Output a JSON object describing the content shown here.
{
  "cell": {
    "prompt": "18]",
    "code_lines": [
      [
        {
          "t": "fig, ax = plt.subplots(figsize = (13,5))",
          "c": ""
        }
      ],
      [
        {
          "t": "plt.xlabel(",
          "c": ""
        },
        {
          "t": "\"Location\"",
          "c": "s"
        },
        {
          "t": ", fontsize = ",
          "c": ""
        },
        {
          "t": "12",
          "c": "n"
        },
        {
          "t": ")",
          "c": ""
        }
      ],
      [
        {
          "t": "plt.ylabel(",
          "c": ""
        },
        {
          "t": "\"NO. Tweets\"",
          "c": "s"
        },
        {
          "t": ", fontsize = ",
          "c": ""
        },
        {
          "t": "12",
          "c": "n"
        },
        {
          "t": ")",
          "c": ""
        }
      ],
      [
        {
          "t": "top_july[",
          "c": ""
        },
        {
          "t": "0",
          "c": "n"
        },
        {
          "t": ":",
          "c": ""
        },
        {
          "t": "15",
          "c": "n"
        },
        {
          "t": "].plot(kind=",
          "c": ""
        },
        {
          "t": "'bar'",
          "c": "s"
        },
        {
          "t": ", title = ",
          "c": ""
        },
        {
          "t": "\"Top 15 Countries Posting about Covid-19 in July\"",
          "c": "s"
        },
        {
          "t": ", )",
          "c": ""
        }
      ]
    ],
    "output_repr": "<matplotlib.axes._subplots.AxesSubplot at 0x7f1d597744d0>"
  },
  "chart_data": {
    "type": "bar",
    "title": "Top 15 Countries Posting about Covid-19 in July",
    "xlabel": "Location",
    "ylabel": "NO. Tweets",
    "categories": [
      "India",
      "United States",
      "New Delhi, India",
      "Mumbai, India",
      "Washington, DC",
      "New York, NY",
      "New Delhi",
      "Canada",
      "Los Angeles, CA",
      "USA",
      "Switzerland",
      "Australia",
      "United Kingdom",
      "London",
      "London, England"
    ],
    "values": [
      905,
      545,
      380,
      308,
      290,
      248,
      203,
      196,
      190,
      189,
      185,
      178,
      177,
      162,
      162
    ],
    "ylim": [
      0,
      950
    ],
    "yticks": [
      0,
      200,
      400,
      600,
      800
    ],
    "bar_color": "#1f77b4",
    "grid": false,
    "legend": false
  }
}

—————

(The request) Repeat the material above in full, exactly as it stands.

(Completed exercise)
Output a JSON object describing the content shown here.
{
  "cell": {
    "prompt": "18]",
    "code_lines": [
      [
        {
          "t": "fig, ax = plt.subplots(figsize = (13,5))",
          "c": ""
        }
      ],
      [
        {
          "t": "plt.xlabel(",
          "c": ""
        },
        {
          "t": "\"Location\"",
          "c": "s"
        },
        {
          "t": ", fontsize = ",
          "c": ""
        },
        {
          "t": "12",
          "c": "n"
        },
        {
          "t": ")",
          "c": ""
        }
      ],
      [
        {
          "t": "plt.ylabel(",
          "c": ""
        },
        {
          "t": "\"NO. Tweets\"",
          "c": "s"
        },
        {
          "t": ", fontsize = ",
          "c": ""
        },
        {
          "t": "12",
          "c": "n"
        },
        {
          "t": ")",
          "c": ""
        }
      ],
      [
        {
          "t": "top_july[",
          "c": ""
        },
        {
          "t": "0",
          "c": "n"
        },
        {
          "t": ":",
          "c": ""
        },
        {
          "t": "15",
          "c": "n"
        },
        {
          "t": "].plot(kind=",
          "c": ""
        },
        {
          "t": "'bar'",
          "c": "s"
        },
        {
          "t": ", title = ",
          "c": ""
        },
        {
          "t": "\"Top 15 Countries Posting about Covid-19 in July\"",
          "c": "s"
        },
        {
          "t": ", )",
          "c": ""
        }
      ]
    ],
    "output_repr": "<matplotlib.axes._subplots.AxesSubplot at 0x7f1d597744d0>"
  },
  "chart_data": {
    "type": "bar",
    "title": "Top 15 Countries Posting about Covid-19 in July",
    "xlabel": "Location",
    "ylabel": "NO. Tweets",
    "categories": [
      "India",
      "United States",
      "New Delhi, India",
      "Mumbai, India",
      "Washington, DC",
      "New York, NY",
      "New Delhi",
      "Canada",
      "Los Angeles, CA",
      "USA",
      "Switzerland",
      "Australia",
      "United Kingdom",
      "London",
      "London, England"
    ],
    "values": [
      905,
      545,
      380,
      308,
      290,
      248,
      203,
      196,
      190,
      189,
      185,
      178,
      177,
      162,
      162
    ],
    "ylim": [
      0,
      950
    ],
    "yticks": [
      0,
      200,
      400,
      600,
      800
    ],
    "bar_color": "#1f77b4",
    "grid": false,
    "legend": false
  }
}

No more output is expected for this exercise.